(What you should do)
Beneath this sentence is a listing. Return its lines from the one containing "Output a JSON" through the last, exactly, and omit the pictures.

(Supplied material)
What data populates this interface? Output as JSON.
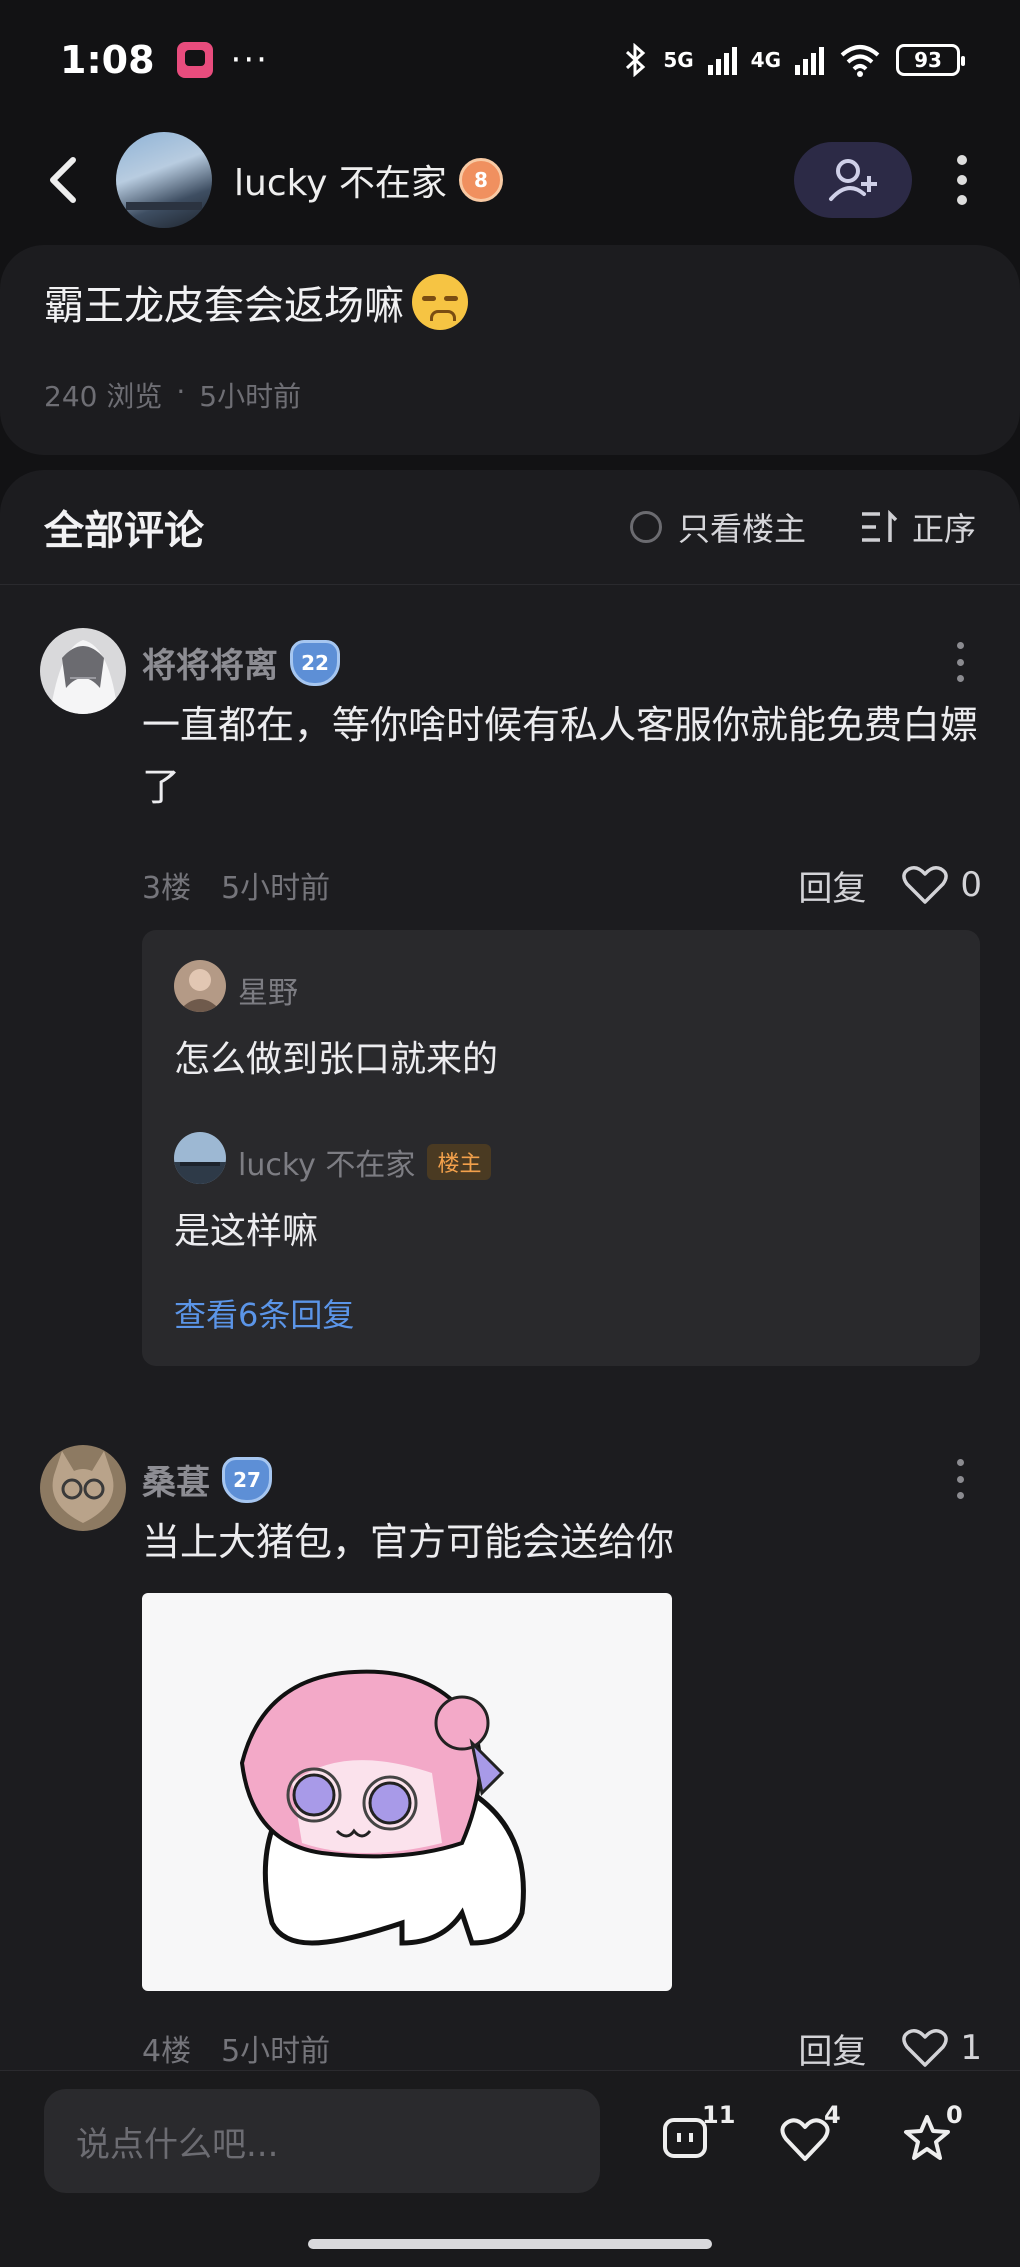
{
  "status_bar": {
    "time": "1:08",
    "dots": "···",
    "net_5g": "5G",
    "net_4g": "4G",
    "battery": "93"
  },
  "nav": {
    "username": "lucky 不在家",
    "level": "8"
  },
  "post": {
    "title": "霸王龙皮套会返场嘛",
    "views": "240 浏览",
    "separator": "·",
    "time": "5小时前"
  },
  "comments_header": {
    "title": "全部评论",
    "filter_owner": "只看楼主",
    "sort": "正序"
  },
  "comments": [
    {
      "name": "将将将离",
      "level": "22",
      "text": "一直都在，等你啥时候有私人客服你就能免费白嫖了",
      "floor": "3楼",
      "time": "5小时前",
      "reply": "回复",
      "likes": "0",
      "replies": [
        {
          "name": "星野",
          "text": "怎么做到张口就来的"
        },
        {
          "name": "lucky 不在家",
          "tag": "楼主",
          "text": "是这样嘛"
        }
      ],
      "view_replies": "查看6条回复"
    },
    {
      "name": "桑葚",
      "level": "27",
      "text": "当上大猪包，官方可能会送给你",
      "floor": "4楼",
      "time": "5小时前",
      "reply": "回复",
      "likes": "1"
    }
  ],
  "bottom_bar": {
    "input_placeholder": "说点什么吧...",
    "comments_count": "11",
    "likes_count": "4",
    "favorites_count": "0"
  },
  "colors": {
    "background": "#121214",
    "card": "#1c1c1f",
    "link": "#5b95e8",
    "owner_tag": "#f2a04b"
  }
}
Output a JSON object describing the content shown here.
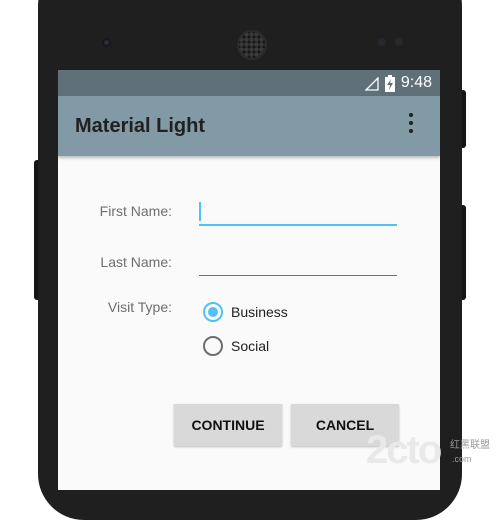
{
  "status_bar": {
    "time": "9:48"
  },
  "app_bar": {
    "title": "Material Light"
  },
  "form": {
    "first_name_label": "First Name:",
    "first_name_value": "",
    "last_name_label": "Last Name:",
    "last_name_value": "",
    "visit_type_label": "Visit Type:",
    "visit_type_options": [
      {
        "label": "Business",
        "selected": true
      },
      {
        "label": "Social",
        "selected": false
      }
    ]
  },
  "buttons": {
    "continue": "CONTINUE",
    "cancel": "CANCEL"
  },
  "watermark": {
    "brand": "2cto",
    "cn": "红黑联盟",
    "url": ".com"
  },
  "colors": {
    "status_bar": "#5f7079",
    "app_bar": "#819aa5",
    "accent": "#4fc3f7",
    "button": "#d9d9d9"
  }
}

(Completed task)
Output a JSON object describing the content shown here.
{
  "status_bar": {
    "time": "9:48"
  },
  "app_bar": {
    "title": "Material Light"
  },
  "form": {
    "first_name_label": "First Name:",
    "first_name_value": "",
    "last_name_label": "Last Name:",
    "last_name_value": "",
    "visit_type_label": "Visit Type:",
    "visit_type_options": [
      {
        "label": "Business",
        "selected": true
      },
      {
        "label": "Social",
        "selected": false
      }
    ]
  },
  "buttons": {
    "continue": "CONTINUE",
    "cancel": "CANCEL"
  },
  "watermark": {
    "brand": "2cto",
    "cn": "红黑联盟",
    "url": ".com"
  },
  "colors": {
    "status_bar": "#5f7079",
    "app_bar": "#819aa5",
    "accent": "#4fc3f7",
    "button": "#d9d9d9"
  }
}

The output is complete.